***** Exercise inputs *****

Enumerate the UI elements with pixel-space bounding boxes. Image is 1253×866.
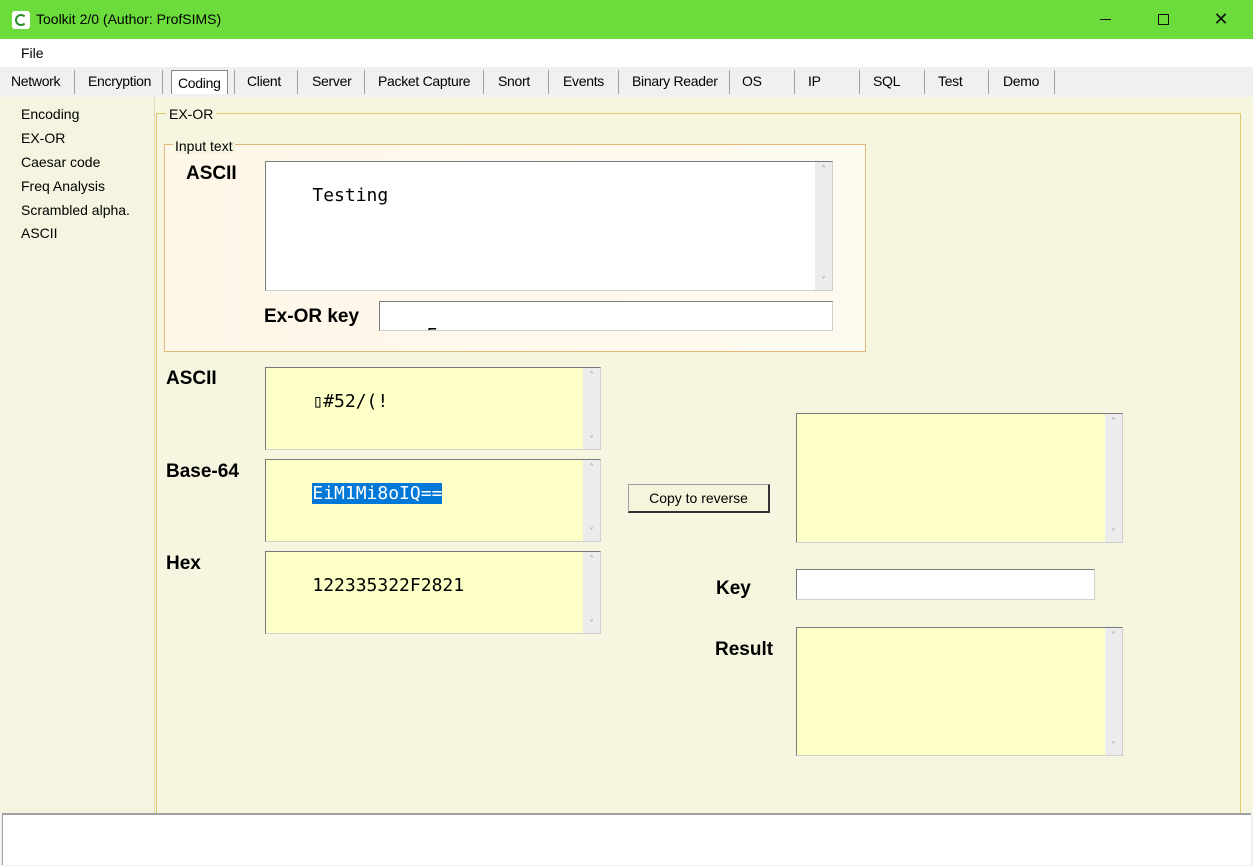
copy-to-reverse-button[interactable]: Copy to reverse [628, 484, 770, 513]
tab-packet-capture[interactable]: Packet Capture [378, 67, 471, 95]
scroll-down-icon[interactable]: ˅ [1105, 738, 1122, 755]
reverse-input-scrollbar[interactable]: ˄ ˅ [1105, 414, 1122, 542]
tab-separator [297, 70, 298, 94]
tab-separator [988, 70, 989, 94]
maximize-button[interactable] [1134, 0, 1192, 39]
tab-os[interactable]: OS [742, 67, 762, 95]
scroll-up-icon[interactable]: ˄ [583, 460, 600, 477]
tab-separator [483, 70, 484, 94]
scroll-up-icon[interactable]: ˄ [583, 368, 600, 385]
output-ascii-label: ASCII [166, 368, 217, 389]
tab-separator [548, 70, 549, 94]
base64-value: EiM1Mi8oIQ== [312, 483, 443, 504]
tab-separator [1054, 70, 1055, 94]
tab-client[interactable]: Client [247, 67, 281, 95]
tab-separator [859, 70, 860, 94]
result-area[interactable]: ˄ ˅ [796, 627, 1123, 756]
tab-demo[interactable]: Demo [1003, 67, 1039, 95]
tab-strip: Network Encryption Coding Client Server … [0, 67, 1253, 97]
exor-panel: EX-OR Input text ASCII Testing ˄ ˅ Ex-OR… [156, 97, 1253, 813]
scroll-up-icon[interactable]: ˄ [583, 552, 600, 569]
sidebar-item-scrambled-alpha[interactable]: Scrambled alpha. [21, 202, 130, 218]
tab-separator [162, 70, 163, 94]
maximize-icon [1157, 14, 1169, 25]
input-text-scrollbar[interactable]: ˄ ˅ [815, 162, 832, 290]
tab-separator [924, 70, 925, 94]
tab-events[interactable]: Events [563, 67, 604, 95]
output-ascii-scrollbar[interactable]: ˄ ˅ [583, 368, 600, 449]
hex-value: 122335322F2821 [312, 575, 465, 596]
scroll-down-icon[interactable]: ˅ [583, 432, 600, 449]
close-button[interactable]: ✕ [1192, 0, 1250, 39]
exor-key-input[interactable]: F [379, 301, 833, 331]
sidebar-item-ascii[interactable]: ASCII [21, 225, 58, 241]
tab-separator [618, 70, 619, 94]
minimize-icon [1099, 19, 1111, 20]
scroll-down-icon[interactable]: ˅ [1105, 525, 1122, 542]
input-text-group-title: Input text [173, 138, 235, 154]
tab-encryption[interactable]: Encryption [88, 67, 151, 95]
tab-separator [74, 70, 75, 94]
close-icon: ✕ [1213, 9, 1229, 29]
result-scrollbar[interactable]: ˄ ˅ [1105, 628, 1122, 755]
sidebar-item-ex-or[interactable]: EX-OR [21, 130, 65, 146]
input-text-value: Testing [312, 185, 389, 206]
exor-key-label: Ex-OR key [264, 306, 360, 327]
app-icon [12, 11, 30, 29]
hex-label: Hex [166, 553, 201, 574]
tab-snort[interactable]: Snort [498, 67, 530, 95]
scroll-down-icon[interactable]: ˅ [583, 524, 600, 541]
tab-coding[interactable]: Coding [171, 70, 228, 94]
scroll-down-icon[interactable]: ˅ [815, 273, 832, 290]
tab-ip[interactable]: IP [808, 67, 821, 95]
scroll-up-icon[interactable]: ˄ [815, 162, 832, 179]
base64-area[interactable]: EiM1Mi8oIQ== ˄ ˅ [265, 459, 601, 542]
tab-separator [729, 70, 730, 94]
tab-network[interactable]: Network [11, 67, 61, 95]
sidebar: Encoding EX-OR Caesar code Freq Analysis… [0, 97, 155, 813]
reverse-input-area[interactable]: ˄ ˅ [796, 413, 1123, 543]
result-label: Result [715, 639, 774, 660]
scroll-up-icon[interactable]: ˄ [1105, 414, 1122, 431]
scroll-up-icon[interactable]: ˄ [1105, 628, 1122, 645]
input-ascii-label: ASCII [186, 163, 237, 184]
output-ascii-value: ▯#52/(! [312, 391, 389, 412]
tab-binary-reader[interactable]: Binary Reader [632, 67, 718, 95]
sidebar-item-freq-analysis[interactable]: Freq Analysis [21, 178, 105, 194]
exor-group-title: EX-OR [166, 106, 217, 122]
menu-bar: File [0, 39, 1253, 67]
tab-test[interactable]: Test [938, 67, 963, 95]
window-title: Toolkit 2/0 (Author: ProfSIMS) [36, 11, 222, 27]
tab-separator [234, 70, 235, 94]
tab-server[interactable]: Server [312, 67, 352, 95]
scroll-down-icon[interactable]: ˅ [583, 616, 600, 633]
title-bar: Toolkit 2/0 (Author: ProfSIMS) ✕ [0, 0, 1253, 39]
tab-separator [364, 70, 365, 94]
tab-separator [794, 70, 795, 94]
minimize-button[interactable] [1076, 0, 1134, 39]
hex-scrollbar[interactable]: ˄ ˅ [583, 552, 600, 633]
status-bar [0, 813, 1253, 866]
menu-file[interactable]: File [21, 45, 44, 61]
sidebar-item-caesar-code[interactable]: Caesar code [21, 154, 100, 170]
hex-area[interactable]: 122335322F2821 ˄ ˅ [265, 551, 601, 634]
base64-label: Base-64 [166, 461, 239, 482]
reverse-key-label: Key [716, 578, 751, 599]
status-text-box[interactable] [2, 813, 1251, 865]
reverse-key-input[interactable] [796, 569, 1095, 600]
tab-sql[interactable]: SQL [873, 67, 900, 95]
base64-scrollbar[interactable]: ˄ ˅ [583, 460, 600, 541]
exor-key-value: F [426, 325, 437, 330]
output-ascii-area[interactable]: ▯#52/(! ˄ ˅ [265, 367, 601, 450]
sidebar-item-encoding[interactable]: Encoding [21, 106, 79, 122]
input-text-area[interactable]: Testing ˄ ˅ [265, 161, 833, 291]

*****

• Aim
Return every line of the records above unchanged, omitting the pictures.

• Answer to the problem
Enumerate the UI elements with pixel-space bounding boxes. Image is 1253×866.
copy-to-reverse-button[interactable]: Copy to reverse [628, 484, 770, 513]
tab-packet-capture[interactable]: Packet Capture [378, 67, 471, 95]
scroll-down-icon[interactable]: ˅ [1105, 738, 1122, 755]
reverse-input-scrollbar[interactable]: ˄ ˅ [1105, 414, 1122, 542]
tab-separator [297, 70, 298, 94]
tab-separator [988, 70, 989, 94]
maximize-button[interactable] [1134, 0, 1192, 39]
tab-os[interactable]: OS [742, 67, 762, 95]
scroll-up-icon[interactable]: ˄ [583, 460, 600, 477]
tab-separator [483, 70, 484, 94]
scroll-up-icon[interactable]: ˄ [583, 368, 600, 385]
output-ascii-label: ASCII [166, 368, 217, 389]
tab-separator [548, 70, 549, 94]
base64-value: EiM1Mi8oIQ== [312, 483, 443, 504]
tab-separator [1054, 70, 1055, 94]
tab-client[interactable]: Client [247, 67, 281, 95]
tab-separator [859, 70, 860, 94]
result-area[interactable]: ˄ ˅ [796, 627, 1123, 756]
tab-demo[interactable]: Demo [1003, 67, 1039, 95]
tab-strip: Network Encryption Coding Client Server … [0, 67, 1253, 97]
exor-panel: EX-OR Input text ASCII Testing ˄ ˅ Ex-OR… [156, 97, 1253, 813]
scroll-up-icon[interactable]: ˄ [583, 552, 600, 569]
sidebar-item-scrambled-alpha[interactable]: Scrambled alpha. [21, 202, 130, 218]
tab-separator [162, 70, 163, 94]
maximize-icon [1157, 14, 1169, 25]
input-text-scrollbar[interactable]: ˄ ˅ [815, 162, 832, 290]
tab-separator [924, 70, 925, 94]
tab-events[interactable]: Events [563, 67, 604, 95]
output-ascii-scrollbar[interactable]: ˄ ˅ [583, 368, 600, 449]
hex-value: 122335322F2821 [312, 575, 465, 596]
scroll-down-icon[interactable]: ˅ [583, 432, 600, 449]
close-button[interactable]: ✕ [1192, 0, 1250, 39]
exor-key-input[interactable]: F [379, 301, 833, 331]
sidebar-item-ascii[interactable]: ASCII [21, 225, 58, 241]
tab-separator [618, 70, 619, 94]
minimize-icon [1099, 19, 1111, 20]
scroll-down-icon[interactable]: ˅ [1105, 525, 1122, 542]
input-text-group-title: Input text [173, 138, 235, 154]
tab-encryption[interactable]: Encryption [88, 67, 151, 95]
tab-separator [74, 70, 75, 94]
close-icon: ✕ [1213, 9, 1229, 29]
result-scrollbar[interactable]: ˄ ˅ [1105, 628, 1122, 755]
sidebar-item-ex-or[interactable]: EX-OR [21, 130, 65, 146]
input-text-value: Testing [312, 185, 389, 206]
exor-key-label: Ex-OR key [264, 306, 360, 327]
app-icon [12, 11, 30, 29]
hex-label: Hex [166, 553, 201, 574]
tab-snort[interactable]: Snort [498, 67, 530, 95]
scroll-down-icon[interactable]: ˅ [583, 524, 600, 541]
tab-coding[interactable]: Coding [171, 70, 228, 94]
scroll-down-icon[interactable]: ˅ [815, 273, 832, 290]
tab-ip[interactable]: IP [808, 67, 821, 95]
scroll-up-icon[interactable]: ˄ [815, 162, 832, 179]
base64-area[interactable]: EiM1Mi8oIQ== ˄ ˅ [265, 459, 601, 542]
tab-separator [729, 70, 730, 94]
tab-network[interactable]: Network [11, 67, 61, 95]
sidebar: Encoding EX-OR Caesar code Freq Analysis… [0, 97, 155, 813]
reverse-input-area[interactable]: ˄ ˅ [796, 413, 1123, 543]
result-label: Result [715, 639, 774, 660]
scroll-up-icon[interactable]: ˄ [1105, 414, 1122, 431]
scroll-up-icon[interactable]: ˄ [1105, 628, 1122, 645]
input-ascii-label: ASCII [186, 163, 237, 184]
output-ascii-value: ▯#52/(! [312, 391, 389, 412]
tab-binary-reader[interactable]: Binary Reader [632, 67, 718, 95]
sidebar-item-freq-analysis[interactable]: Freq Analysis [21, 178, 105, 194]
exor-group-title: EX-OR [166, 106, 217, 122]
menu-bar: File [0, 39, 1253, 67]
tab-test[interactable]: Test [938, 67, 963, 95]
window-title: Toolkit 2/0 (Author: ProfSIMS) [36, 11, 222, 27]
tab-separator [234, 70, 235, 94]
tab-server[interactable]: Server [312, 67, 352, 95]
scroll-down-icon[interactable]: ˅ [583, 616, 600, 633]
title-bar: Toolkit 2/0 (Author: ProfSIMS) ✕ [0, 0, 1253, 39]
tab-separator [364, 70, 365, 94]
tab-separator [794, 70, 795, 94]
minimize-button[interactable] [1076, 0, 1134, 39]
hex-scrollbar[interactable]: ˄ ˅ [583, 552, 600, 633]
status-bar [0, 813, 1253, 866]
menu-file[interactable]: File [21, 45, 44, 61]
sidebar-item-caesar-code[interactable]: Caesar code [21, 154, 100, 170]
hex-area[interactable]: 122335322F2821 ˄ ˅ [265, 551, 601, 634]
base64-label: Base-64 [166, 461, 239, 482]
reverse-key-label: Key [716, 578, 751, 599]
status-text-box[interactable] [2, 813, 1251, 865]
reverse-key-input[interactable] [796, 569, 1095, 600]
tab-sql[interactable]: SQL [873, 67, 900, 95]
base64-scrollbar[interactable]: ˄ ˅ [583, 460, 600, 541]
exor-key-value: F [426, 325, 437, 330]
output-ascii-area[interactable]: ▯#52/(! ˄ ˅ [265, 367, 601, 450]
sidebar-item-encoding[interactable]: Encoding [21, 106, 79, 122]
input-text-area[interactable]: Testing ˄ ˅ [265, 161, 833, 291]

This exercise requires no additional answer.